[Layout element annotations]
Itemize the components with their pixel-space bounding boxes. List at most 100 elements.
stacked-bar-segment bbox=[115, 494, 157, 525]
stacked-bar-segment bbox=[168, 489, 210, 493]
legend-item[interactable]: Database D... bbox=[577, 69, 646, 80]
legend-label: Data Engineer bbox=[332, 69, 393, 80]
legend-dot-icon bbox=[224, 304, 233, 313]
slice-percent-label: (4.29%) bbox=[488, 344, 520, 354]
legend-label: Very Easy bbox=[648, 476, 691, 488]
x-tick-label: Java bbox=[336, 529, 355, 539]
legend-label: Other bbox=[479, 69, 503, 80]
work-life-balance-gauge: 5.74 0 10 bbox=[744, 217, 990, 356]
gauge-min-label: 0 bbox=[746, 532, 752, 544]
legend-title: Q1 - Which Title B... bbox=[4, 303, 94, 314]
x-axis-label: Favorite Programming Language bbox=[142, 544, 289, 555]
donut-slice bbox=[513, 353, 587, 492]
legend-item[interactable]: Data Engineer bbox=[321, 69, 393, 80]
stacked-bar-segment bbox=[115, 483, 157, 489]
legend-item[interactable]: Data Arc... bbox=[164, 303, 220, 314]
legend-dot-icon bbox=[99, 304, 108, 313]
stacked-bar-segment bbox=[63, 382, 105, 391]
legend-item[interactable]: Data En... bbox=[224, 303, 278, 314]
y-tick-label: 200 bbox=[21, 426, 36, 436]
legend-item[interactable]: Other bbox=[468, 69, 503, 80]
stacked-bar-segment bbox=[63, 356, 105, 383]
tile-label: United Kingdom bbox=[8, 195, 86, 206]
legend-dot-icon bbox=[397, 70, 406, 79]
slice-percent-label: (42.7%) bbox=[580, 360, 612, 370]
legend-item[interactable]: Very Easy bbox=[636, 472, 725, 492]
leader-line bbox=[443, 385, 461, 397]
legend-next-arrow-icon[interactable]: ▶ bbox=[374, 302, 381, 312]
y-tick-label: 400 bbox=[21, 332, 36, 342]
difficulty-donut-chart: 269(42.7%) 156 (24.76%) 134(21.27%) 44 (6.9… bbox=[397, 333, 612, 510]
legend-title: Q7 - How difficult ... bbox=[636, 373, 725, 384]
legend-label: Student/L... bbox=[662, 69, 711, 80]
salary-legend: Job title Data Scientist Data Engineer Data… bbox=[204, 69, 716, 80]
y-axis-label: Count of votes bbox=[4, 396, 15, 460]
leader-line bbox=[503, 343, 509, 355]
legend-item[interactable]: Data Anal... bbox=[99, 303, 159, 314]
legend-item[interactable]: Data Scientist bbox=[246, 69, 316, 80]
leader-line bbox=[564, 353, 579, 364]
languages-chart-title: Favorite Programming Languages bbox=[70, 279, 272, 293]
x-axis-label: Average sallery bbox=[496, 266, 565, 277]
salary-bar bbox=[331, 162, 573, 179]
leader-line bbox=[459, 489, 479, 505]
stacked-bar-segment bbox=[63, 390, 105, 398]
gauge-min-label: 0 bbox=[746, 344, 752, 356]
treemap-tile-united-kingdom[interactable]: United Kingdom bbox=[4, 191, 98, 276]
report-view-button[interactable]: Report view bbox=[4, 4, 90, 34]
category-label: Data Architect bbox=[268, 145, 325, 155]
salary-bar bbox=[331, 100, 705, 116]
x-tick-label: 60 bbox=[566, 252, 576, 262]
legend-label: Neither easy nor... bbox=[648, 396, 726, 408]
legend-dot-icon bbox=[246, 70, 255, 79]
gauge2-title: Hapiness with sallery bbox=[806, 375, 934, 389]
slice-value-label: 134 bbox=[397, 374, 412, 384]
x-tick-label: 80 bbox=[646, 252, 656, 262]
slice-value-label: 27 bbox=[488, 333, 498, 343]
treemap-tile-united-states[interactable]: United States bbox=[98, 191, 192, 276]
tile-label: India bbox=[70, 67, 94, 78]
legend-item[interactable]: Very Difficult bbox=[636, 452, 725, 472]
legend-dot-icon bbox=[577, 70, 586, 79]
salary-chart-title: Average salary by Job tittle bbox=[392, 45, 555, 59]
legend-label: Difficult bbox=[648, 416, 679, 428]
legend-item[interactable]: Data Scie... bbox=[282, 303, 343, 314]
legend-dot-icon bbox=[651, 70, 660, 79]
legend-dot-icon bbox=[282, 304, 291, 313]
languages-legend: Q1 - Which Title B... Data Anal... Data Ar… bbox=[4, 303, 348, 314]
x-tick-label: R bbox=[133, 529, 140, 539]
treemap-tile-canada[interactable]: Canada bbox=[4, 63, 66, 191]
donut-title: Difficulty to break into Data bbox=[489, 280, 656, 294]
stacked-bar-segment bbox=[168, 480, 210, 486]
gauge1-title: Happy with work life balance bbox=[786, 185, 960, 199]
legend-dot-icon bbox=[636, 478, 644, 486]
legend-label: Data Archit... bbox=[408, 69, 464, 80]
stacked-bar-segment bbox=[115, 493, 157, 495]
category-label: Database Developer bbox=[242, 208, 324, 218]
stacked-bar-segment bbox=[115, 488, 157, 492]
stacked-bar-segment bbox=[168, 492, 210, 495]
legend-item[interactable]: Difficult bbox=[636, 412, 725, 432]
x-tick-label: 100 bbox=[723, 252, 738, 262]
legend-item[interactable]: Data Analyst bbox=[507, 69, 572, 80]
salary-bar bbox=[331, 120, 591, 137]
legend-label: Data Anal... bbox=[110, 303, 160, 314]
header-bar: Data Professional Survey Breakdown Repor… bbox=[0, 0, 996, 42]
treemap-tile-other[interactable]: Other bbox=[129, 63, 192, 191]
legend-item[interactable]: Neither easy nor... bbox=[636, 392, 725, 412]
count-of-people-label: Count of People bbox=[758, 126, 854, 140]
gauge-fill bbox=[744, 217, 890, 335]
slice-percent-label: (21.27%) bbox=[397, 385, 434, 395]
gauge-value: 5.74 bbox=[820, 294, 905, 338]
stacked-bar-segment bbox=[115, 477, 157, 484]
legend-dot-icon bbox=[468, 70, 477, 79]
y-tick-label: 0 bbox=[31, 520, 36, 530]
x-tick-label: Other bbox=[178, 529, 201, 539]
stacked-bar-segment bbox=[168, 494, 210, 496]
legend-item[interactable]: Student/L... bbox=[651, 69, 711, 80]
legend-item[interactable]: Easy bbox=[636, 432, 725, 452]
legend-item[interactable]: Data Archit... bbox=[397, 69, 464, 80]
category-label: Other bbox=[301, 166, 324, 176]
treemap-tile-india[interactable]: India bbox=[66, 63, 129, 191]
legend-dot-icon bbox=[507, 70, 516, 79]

### What this task involves
Reproduce the listing above verbatim, starting at its first line and ending at the line that contains "work-life-balance-gauge: 5.74 0", with both of those lines included.

### Solution to this task
Itemize the components with their pixel-space bounding boxes. List at most 100 elements.
stacked-bar-segment bbox=[115, 494, 157, 525]
stacked-bar-segment bbox=[168, 489, 210, 493]
legend-item[interactable]: Database D... bbox=[577, 69, 646, 80]
legend-label: Data Engineer bbox=[332, 69, 393, 80]
legend-dot-icon bbox=[224, 304, 233, 313]
slice-percent-label: (4.29%) bbox=[488, 344, 520, 354]
legend-label: Very Easy bbox=[648, 476, 691, 488]
x-tick-label: Java bbox=[336, 529, 355, 539]
legend-label: Other bbox=[479, 69, 503, 80]
work-life-balance-gauge: 5.74 0 10 bbox=[744, 217, 990, 356]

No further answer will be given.